Problem: Below is a block of records. Copy every line in it that contains the word "Invitado".

Record set:
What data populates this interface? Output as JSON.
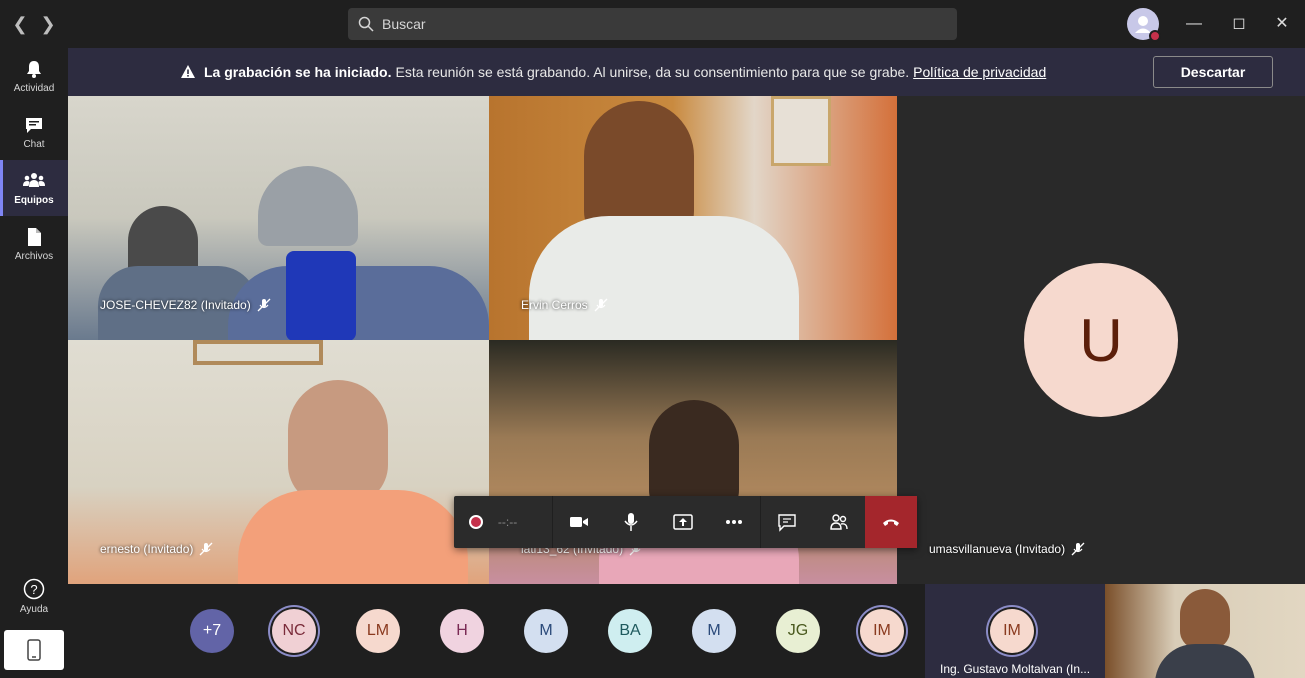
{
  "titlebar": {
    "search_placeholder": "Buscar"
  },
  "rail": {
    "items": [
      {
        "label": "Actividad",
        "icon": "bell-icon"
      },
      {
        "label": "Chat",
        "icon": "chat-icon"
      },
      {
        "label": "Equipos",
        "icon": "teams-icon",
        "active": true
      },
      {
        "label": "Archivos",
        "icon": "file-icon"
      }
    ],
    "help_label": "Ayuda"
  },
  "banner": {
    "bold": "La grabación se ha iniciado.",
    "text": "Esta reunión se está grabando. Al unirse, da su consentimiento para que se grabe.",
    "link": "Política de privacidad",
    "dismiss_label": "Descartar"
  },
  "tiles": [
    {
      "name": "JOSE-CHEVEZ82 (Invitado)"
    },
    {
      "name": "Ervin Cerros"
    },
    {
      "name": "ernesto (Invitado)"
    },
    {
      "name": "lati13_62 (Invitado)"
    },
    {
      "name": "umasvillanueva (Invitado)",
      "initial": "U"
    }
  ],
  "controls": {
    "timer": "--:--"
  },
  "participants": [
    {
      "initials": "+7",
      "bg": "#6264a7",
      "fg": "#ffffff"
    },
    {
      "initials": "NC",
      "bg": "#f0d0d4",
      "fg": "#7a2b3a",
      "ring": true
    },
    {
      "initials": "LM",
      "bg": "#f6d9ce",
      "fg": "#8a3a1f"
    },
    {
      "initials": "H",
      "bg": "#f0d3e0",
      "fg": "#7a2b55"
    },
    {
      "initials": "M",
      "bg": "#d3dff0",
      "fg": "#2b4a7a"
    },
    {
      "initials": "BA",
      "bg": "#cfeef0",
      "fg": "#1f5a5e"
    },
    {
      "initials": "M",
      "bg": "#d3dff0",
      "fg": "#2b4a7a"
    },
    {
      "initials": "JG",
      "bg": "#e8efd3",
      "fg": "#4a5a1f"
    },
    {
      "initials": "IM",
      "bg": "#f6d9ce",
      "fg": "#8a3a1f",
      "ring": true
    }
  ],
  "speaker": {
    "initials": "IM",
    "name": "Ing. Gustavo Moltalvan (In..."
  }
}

==

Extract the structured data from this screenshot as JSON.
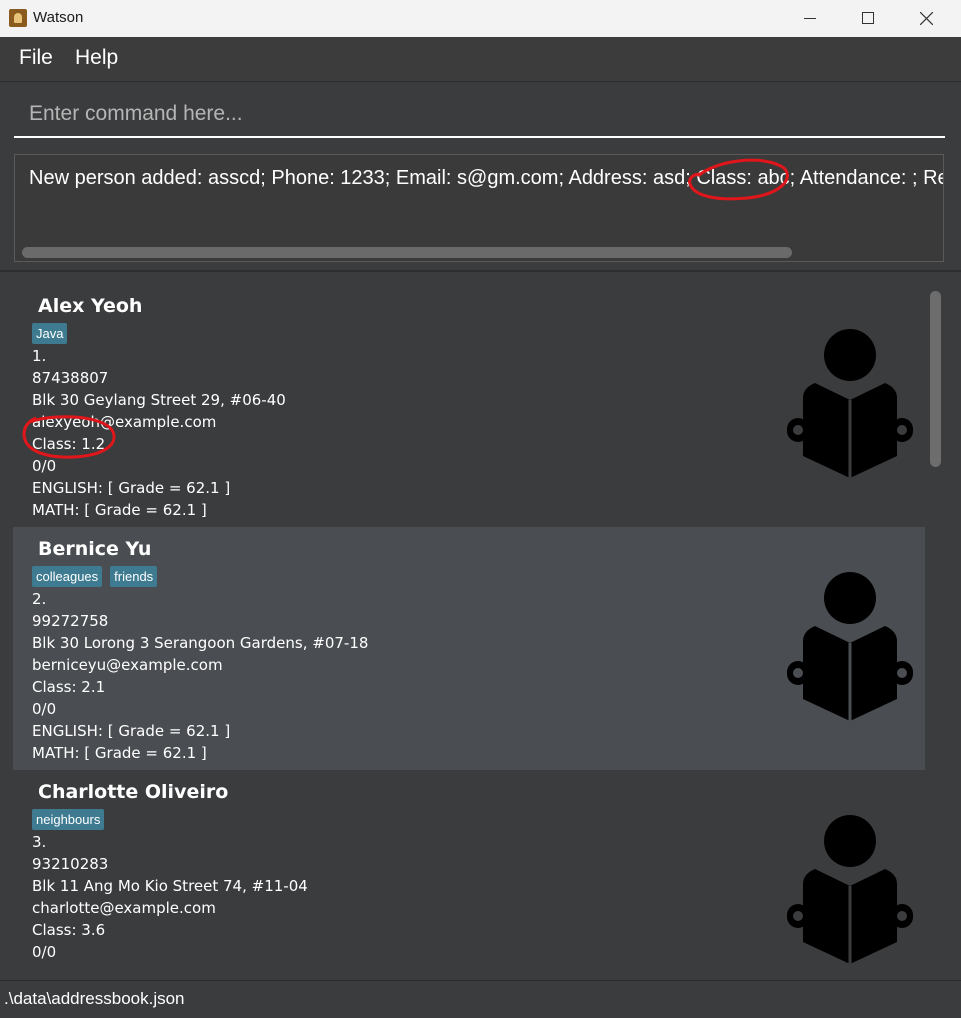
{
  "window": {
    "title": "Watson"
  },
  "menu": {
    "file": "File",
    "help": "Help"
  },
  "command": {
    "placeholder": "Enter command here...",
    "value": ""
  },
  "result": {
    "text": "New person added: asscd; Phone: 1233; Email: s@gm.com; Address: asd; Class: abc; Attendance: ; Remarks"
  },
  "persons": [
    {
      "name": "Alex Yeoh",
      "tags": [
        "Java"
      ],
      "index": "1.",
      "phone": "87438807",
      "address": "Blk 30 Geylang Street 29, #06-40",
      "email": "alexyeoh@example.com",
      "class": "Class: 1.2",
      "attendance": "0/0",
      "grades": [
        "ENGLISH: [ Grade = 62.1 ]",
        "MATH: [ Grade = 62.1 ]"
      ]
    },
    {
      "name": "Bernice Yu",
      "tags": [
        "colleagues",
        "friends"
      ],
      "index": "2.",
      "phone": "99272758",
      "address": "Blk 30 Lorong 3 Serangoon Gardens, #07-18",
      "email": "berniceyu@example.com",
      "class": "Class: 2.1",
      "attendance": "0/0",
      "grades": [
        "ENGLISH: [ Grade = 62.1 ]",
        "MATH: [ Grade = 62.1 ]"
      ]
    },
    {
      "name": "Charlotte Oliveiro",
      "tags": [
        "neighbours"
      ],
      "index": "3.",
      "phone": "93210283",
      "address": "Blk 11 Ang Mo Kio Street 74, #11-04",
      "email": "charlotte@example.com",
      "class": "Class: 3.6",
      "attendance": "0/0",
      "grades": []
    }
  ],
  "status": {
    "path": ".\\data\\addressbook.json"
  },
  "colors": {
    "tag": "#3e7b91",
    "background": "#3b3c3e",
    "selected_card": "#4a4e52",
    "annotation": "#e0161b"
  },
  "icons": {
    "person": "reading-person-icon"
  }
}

Worked answer:
      "name": "JOSE-CHEVEZ82 (Invitado)"
      "name": "ernesto (Invitado)"
      "name": "lati13_62 (Invitado)"
      "name": "umasvillanueva (Invitado)",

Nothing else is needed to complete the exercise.